*Task directions*
Here are some records; copy every line that holds the word "arrow".

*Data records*
:::::

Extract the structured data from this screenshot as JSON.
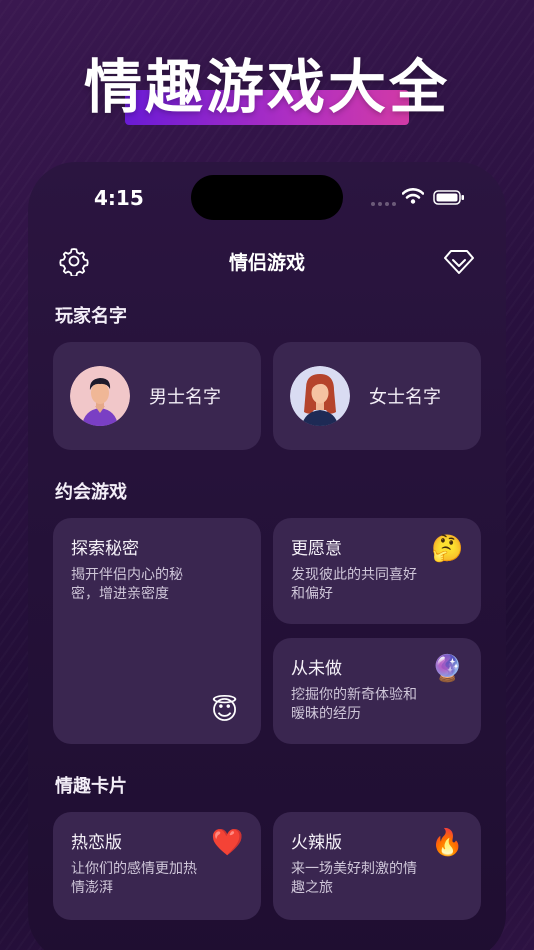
{
  "promo": {
    "title": "情趣游戏大全"
  },
  "status_bar": {
    "time": "4:15"
  },
  "nav": {
    "title": "情侣游戏",
    "settings_icon": "gear-icon",
    "premium_icon": "diamond-icon"
  },
  "players": {
    "section_label": "玩家名字",
    "male": {
      "name": "男士名字"
    },
    "female": {
      "name": "女士名字"
    }
  },
  "dating_games": {
    "section_label": "约会游戏",
    "items": [
      {
        "title": "探索秘密",
        "desc": "揭开伴侣内心的秘密，增进亲密度",
        "emoji": "😇"
      },
      {
        "title": "更愿意",
        "desc": "发现彼此的共同喜好和偏好",
        "emoji": "🤔"
      },
      {
        "title": "从未做",
        "desc": "挖掘你的新奇体验和暧昧的经历",
        "emoji": "🔮"
      }
    ]
  },
  "fun_cards": {
    "section_label": "情趣卡片",
    "items": [
      {
        "title": "热恋版",
        "desc": "让你们的感情更加热情澎湃",
        "emoji": "❤️"
      },
      {
        "title": "火辣版",
        "desc": "来一场美好刺激的情趣之旅",
        "emoji": "🔥"
      }
    ]
  },
  "colors": {
    "card_bg": "#3a2650",
    "promo_bar_start": "#6a1bd6",
    "promo_bar_end": "#d23aa6"
  }
}
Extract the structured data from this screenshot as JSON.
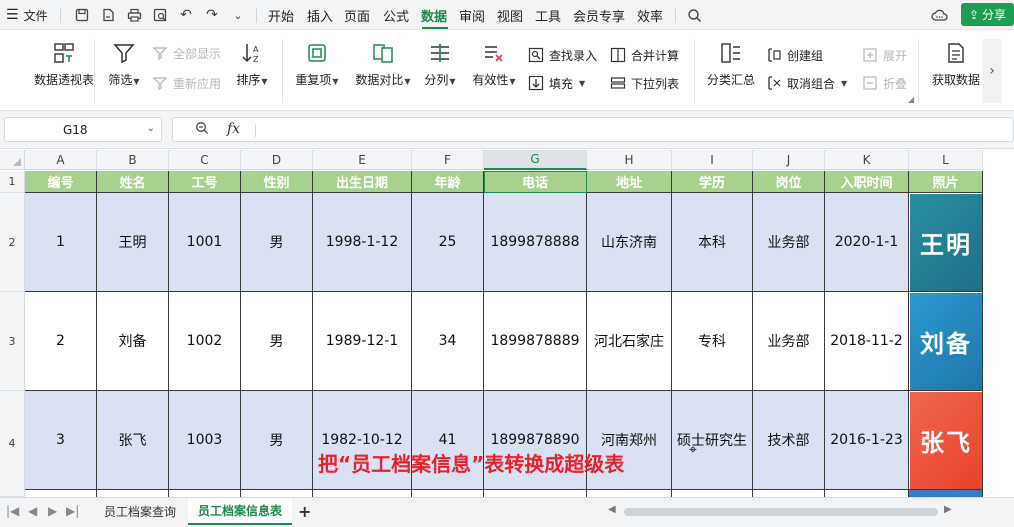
{
  "menubar": {
    "file_label": "文件",
    "tabs": [
      "开始",
      "插入",
      "页面",
      "公式",
      "数据",
      "审阅",
      "视图",
      "工具",
      "会员专享",
      "效率"
    ],
    "active_tab": "数据",
    "share_label": "分享"
  },
  "ribbon": {
    "pivot": "数据透视表",
    "filter": "筛选",
    "show_all": "全部显示",
    "reapply": "重新应用",
    "sort": "排序",
    "duplicates": "重复项",
    "compare": "数据对比",
    "split": "分列",
    "validity": "有效性",
    "lookup_entry": "查找录入",
    "fill": "填充",
    "merge_calc": "合并计算",
    "dropdown_list": "下拉列表",
    "subtotal": "分类汇总",
    "create_group": "创建组",
    "ungroup": "取消组合",
    "expand": "展开",
    "collapse": "折叠",
    "get_data": "获取数据"
  },
  "formula_bar": {
    "cell_ref": "G18",
    "fx": "fx",
    "value": ""
  },
  "columns": [
    "A",
    "B",
    "C",
    "D",
    "E",
    "F",
    "G",
    "H",
    "I",
    "J",
    "K",
    "L"
  ],
  "selected_column": "G",
  "rows": [
    "1",
    "2",
    "3",
    "4"
  ],
  "table": {
    "headers": [
      "编号",
      "姓名",
      "工号",
      "性别",
      "出生日期",
      "年龄",
      "电话",
      "地址",
      "学历",
      "岗位",
      "入职时间",
      "照片"
    ],
    "data": [
      [
        "1",
        "王明",
        "1001",
        "男",
        "1998-1-12",
        "25",
        "1899878888",
        "山东济南",
        "本科",
        "业务部",
        "2020-1-1"
      ],
      [
        "2",
        "刘备",
        "1002",
        "男",
        "1989-12-1",
        "34",
        "1899878889",
        "河北石家庄",
        "专科",
        "业务部",
        "2018-11-2"
      ],
      [
        "3",
        "张飞",
        "1003",
        "男",
        "1982-10-12",
        "41",
        "1899878890",
        "河南郑州",
        "硕士研究生",
        "技术部",
        "2016-1-23"
      ]
    ],
    "photos": [
      "王明",
      "刘备",
      "张飞"
    ]
  },
  "colors": {
    "header_bg": "#a9d18e",
    "row_blue": "#d9e1f2",
    "accent": "#1d8a4e",
    "caption": "#e8222a"
  },
  "caption": "把“员工档案信息”表转换成超级表",
  "sheets": [
    "员工档案查询",
    "员工档案信息表"
  ],
  "active_sheet": "员工档案信息表"
}
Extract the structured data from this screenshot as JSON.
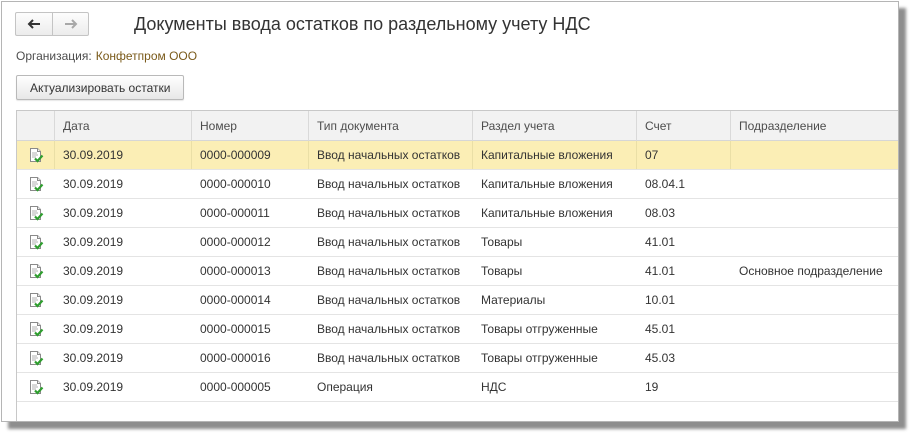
{
  "window": {
    "title": "Документы ввода остатков по раздельному учету НДС"
  },
  "nav": {
    "back_icon": "arrow-left-icon",
    "forward_icon": "arrow-right-icon"
  },
  "org": {
    "label": "Организация:",
    "value": "Конфетпром ООО"
  },
  "toolbar": {
    "refresh_label": "Актуализировать остатки"
  },
  "table": {
    "columns": [
      "",
      "Дата",
      "Номер",
      "Тип документа",
      "Раздел учета",
      "Счет",
      "Подразделение"
    ],
    "rows": [
      {
        "date": "30.09.2019",
        "number": "0000-000009",
        "type": "Ввод начальных остатков",
        "section": "Капитальные вложения",
        "account": "07",
        "division": ""
      },
      {
        "date": "30.09.2019",
        "number": "0000-000010",
        "type": "Ввод начальных остатков",
        "section": "Капитальные вложения",
        "account": "08.04.1",
        "division": ""
      },
      {
        "date": "30.09.2019",
        "number": "0000-000011",
        "type": "Ввод начальных остатков",
        "section": "Капитальные вложения",
        "account": "08.03",
        "division": ""
      },
      {
        "date": "30.09.2019",
        "number": "0000-000012",
        "type": "Ввод начальных остатков",
        "section": "Товары",
        "account": "41.01",
        "division": ""
      },
      {
        "date": "30.09.2019",
        "number": "0000-000013",
        "type": "Ввод начальных остатков",
        "section": "Товары",
        "account": "41.01",
        "division": "Основное подразделение"
      },
      {
        "date": "30.09.2019",
        "number": "0000-000014",
        "type": "Ввод начальных остатков",
        "section": "Материалы",
        "account": "10.01",
        "division": ""
      },
      {
        "date": "30.09.2019",
        "number": "0000-000015",
        "type": "Ввод начальных остатков",
        "section": "Товары отгруженные",
        "account": "45.01",
        "division": ""
      },
      {
        "date": "30.09.2019",
        "number": "0000-000016",
        "type": "Ввод начальных остатков",
        "section": "Товары отгруженные",
        "account": "45.03",
        "division": ""
      },
      {
        "date": "30.09.2019",
        "number": "0000-000005",
        "type": "Операция",
        "section": "НДС",
        "account": "19",
        "division": ""
      }
    ],
    "selected_row": 0,
    "row_icon": "posted-document-icon"
  },
  "colors": {
    "selection": "#fbeeb5",
    "org_value": "#7a5a1a"
  }
}
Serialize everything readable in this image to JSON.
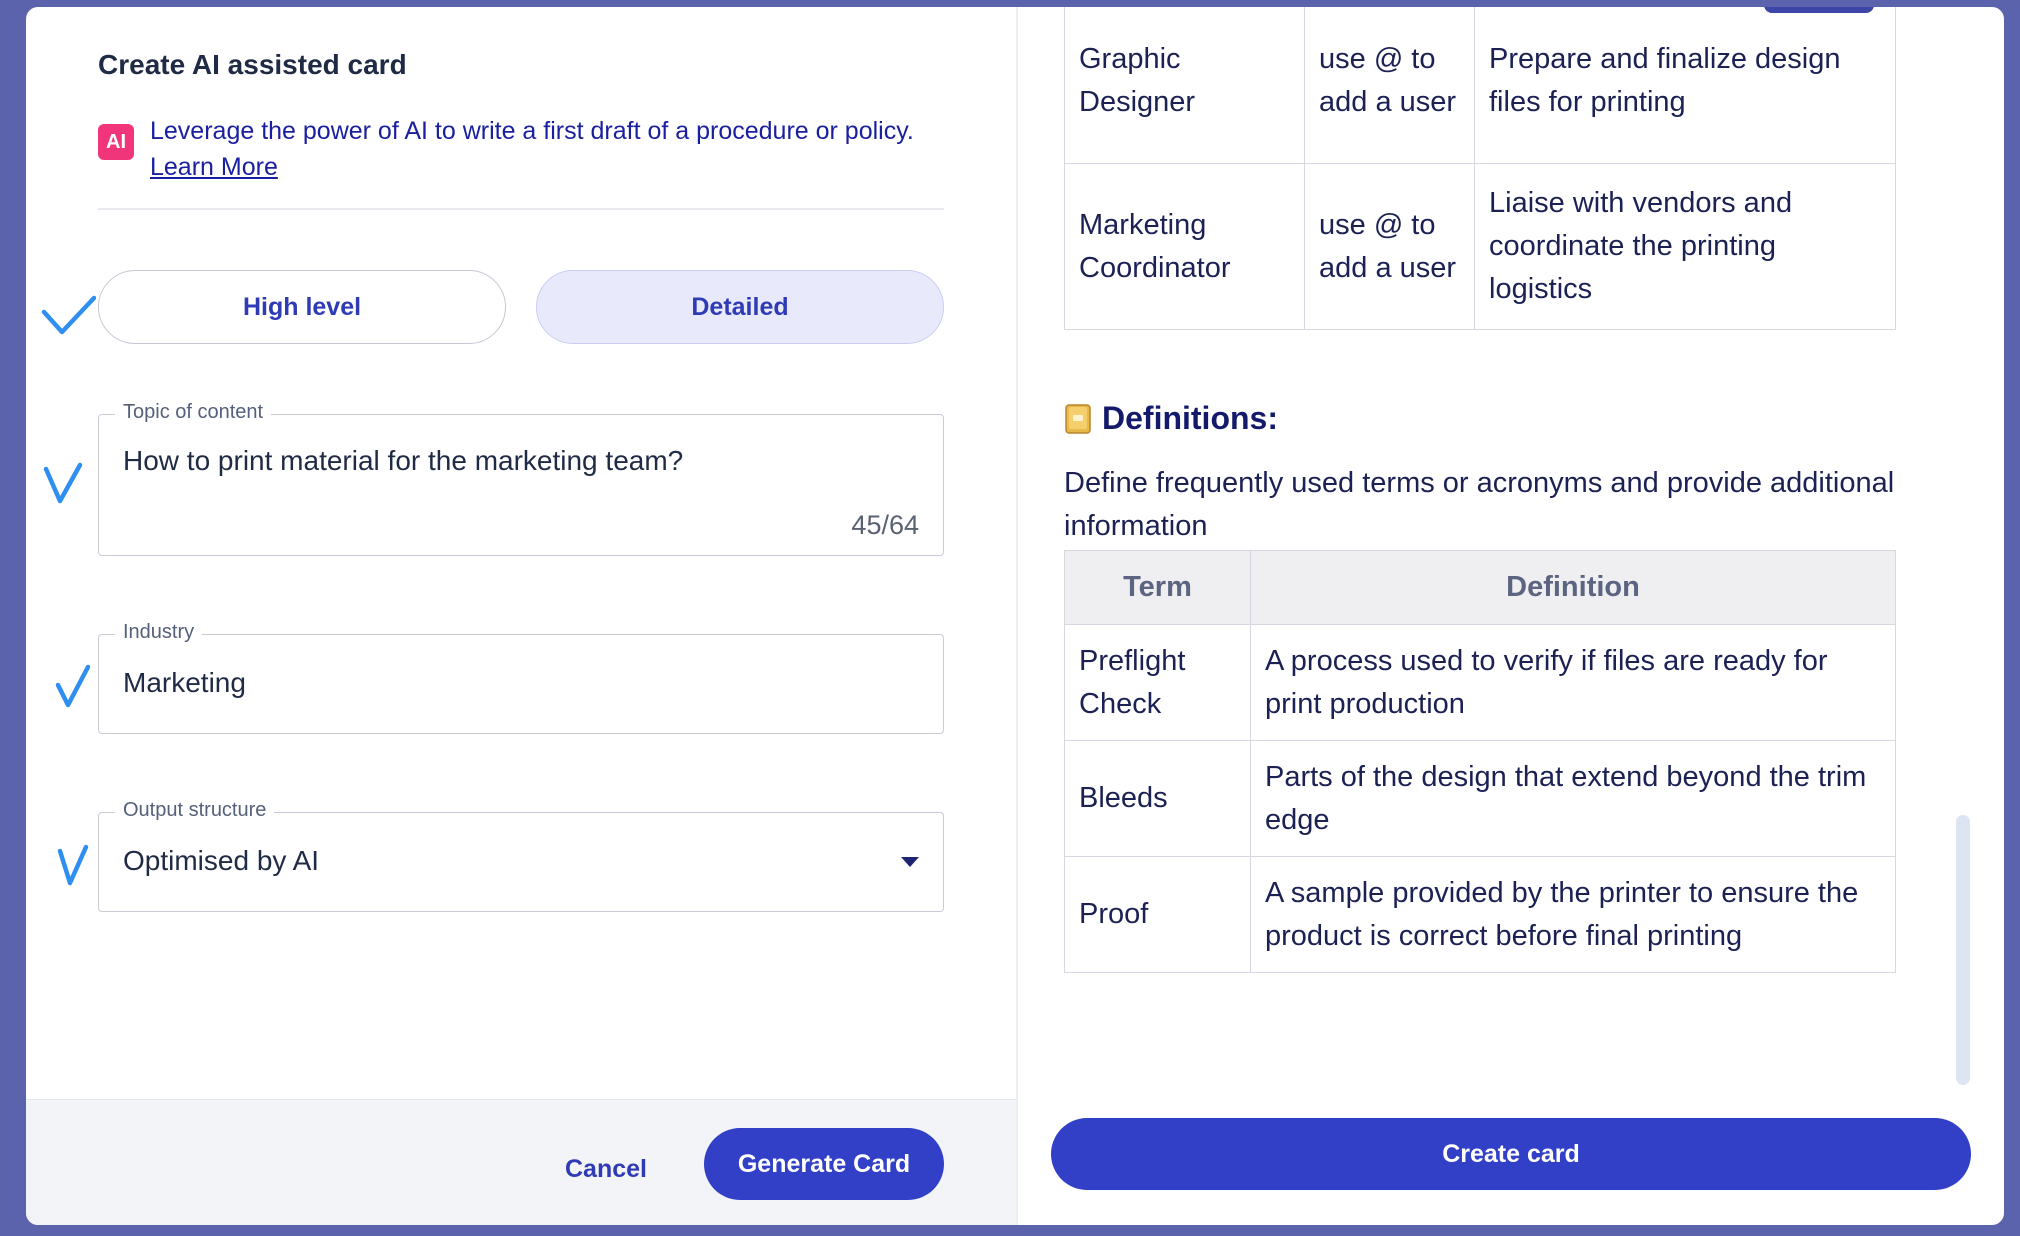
{
  "header": {
    "title": "Create AI assisted card",
    "ai_badge": "AI",
    "ai_description": "Leverage the power of AI to write a first draft of a procedure or policy.",
    "learn_more": "Learn More"
  },
  "detail_level": {
    "options": [
      "High level",
      "Detailed"
    ],
    "selected": "Detailed"
  },
  "fields": {
    "topic": {
      "label": "Topic of content",
      "value": "How to print material for the marketing team?",
      "counter": "45/64"
    },
    "industry": {
      "label": "Industry",
      "value": "Marketing"
    },
    "output": {
      "label": "Output structure",
      "value": "Optimised by AI"
    }
  },
  "footer": {
    "cancel": "Cancel",
    "generate": "Generate Card",
    "create": "Create card"
  },
  "preview": {
    "roles": [
      {
        "role": "Graphic Designer",
        "user": "use @ to add a user",
        "task": "Prepare and finalize design files for printing"
      },
      {
        "role": "Marketing Coordinator",
        "user": "use @ to add a user",
        "task": "Liaise with vendors and coordinate the printing logistics"
      }
    ],
    "definitions": {
      "title": "Definitions:",
      "description": "Define frequently used terms or acronyms and provide additional information",
      "headers": [
        "Term",
        "Definition"
      ],
      "rows": [
        {
          "term": "Preflight Check",
          "definition": "A process used to verify if files are ready for print production"
        },
        {
          "term": "Bleeds",
          "definition": "Parts of the design that extend beyond the trim edge"
        },
        {
          "term": "Proof",
          "definition": "A sample provided by the printer to ensure the product is correct before final printing"
        }
      ]
    }
  },
  "colors": {
    "accent": "#3140c7",
    "ai_badge": "#f0357b",
    "check": "#2e8ff0"
  }
}
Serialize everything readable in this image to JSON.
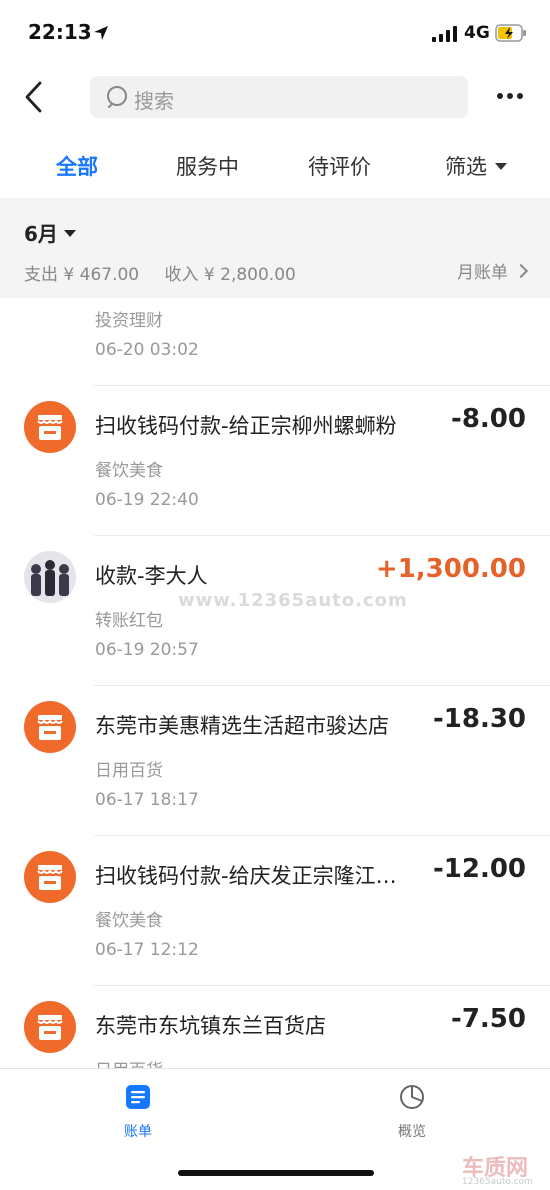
{
  "status_bar": {
    "time": "22:13",
    "network": "4G"
  },
  "search": {
    "placeholder": "搜索"
  },
  "tabs": [
    {
      "label": "全部",
      "active": true
    },
    {
      "label": "服务中",
      "active": false
    },
    {
      "label": "待评价",
      "active": false
    },
    {
      "label": "筛选",
      "active": false
    }
  ],
  "month": {
    "label": "6月",
    "expense": "支出 ¥ 467.00",
    "income": "收入 ¥ 2,800.00",
    "bill_link": "月账单"
  },
  "transactions": [
    {
      "title": "",
      "category": "投资理财",
      "date": "06-20  03:02",
      "amount": "",
      "type": "partial"
    },
    {
      "title": "扫收钱码付款-给正宗柳州螺蛳粉",
      "category": "餐饮美食",
      "date": "06-19  22:40",
      "amount": "-8.00",
      "type": "expense"
    },
    {
      "title": "收款-李大人",
      "category": "转账红包",
      "date": "06-19  20:57",
      "amount": "+1,300.00",
      "type": "income"
    },
    {
      "title": "东莞市美惠精选生活超市骏达店",
      "category": "日用百货",
      "date": "06-17  18:17",
      "amount": "-18.30",
      "type": "expense"
    },
    {
      "title": "扫收钱码付款-给庆发正宗隆江…",
      "category": "餐饮美食",
      "date": "06-17  12:12",
      "amount": "-12.00",
      "type": "expense"
    },
    {
      "title": "东莞市东坑镇东兰百货店",
      "category": "日用百货",
      "date": "",
      "amount": "-7.50",
      "type": "expense"
    }
  ],
  "tabbar": {
    "bill": "账单",
    "overview": "概览"
  },
  "watermarks": {
    "center": "www.12365auto.com",
    "brand": "车质网",
    "brand_url": "12365auto.com"
  },
  "colors": {
    "accent": "#1677ff",
    "income": "#e4632a",
    "store_icon": "#f06b2b"
  }
}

:::::

*Task solution*
    "back_icon": "arrow-left-icon",
    "forward_icon": "arrow-right-icon"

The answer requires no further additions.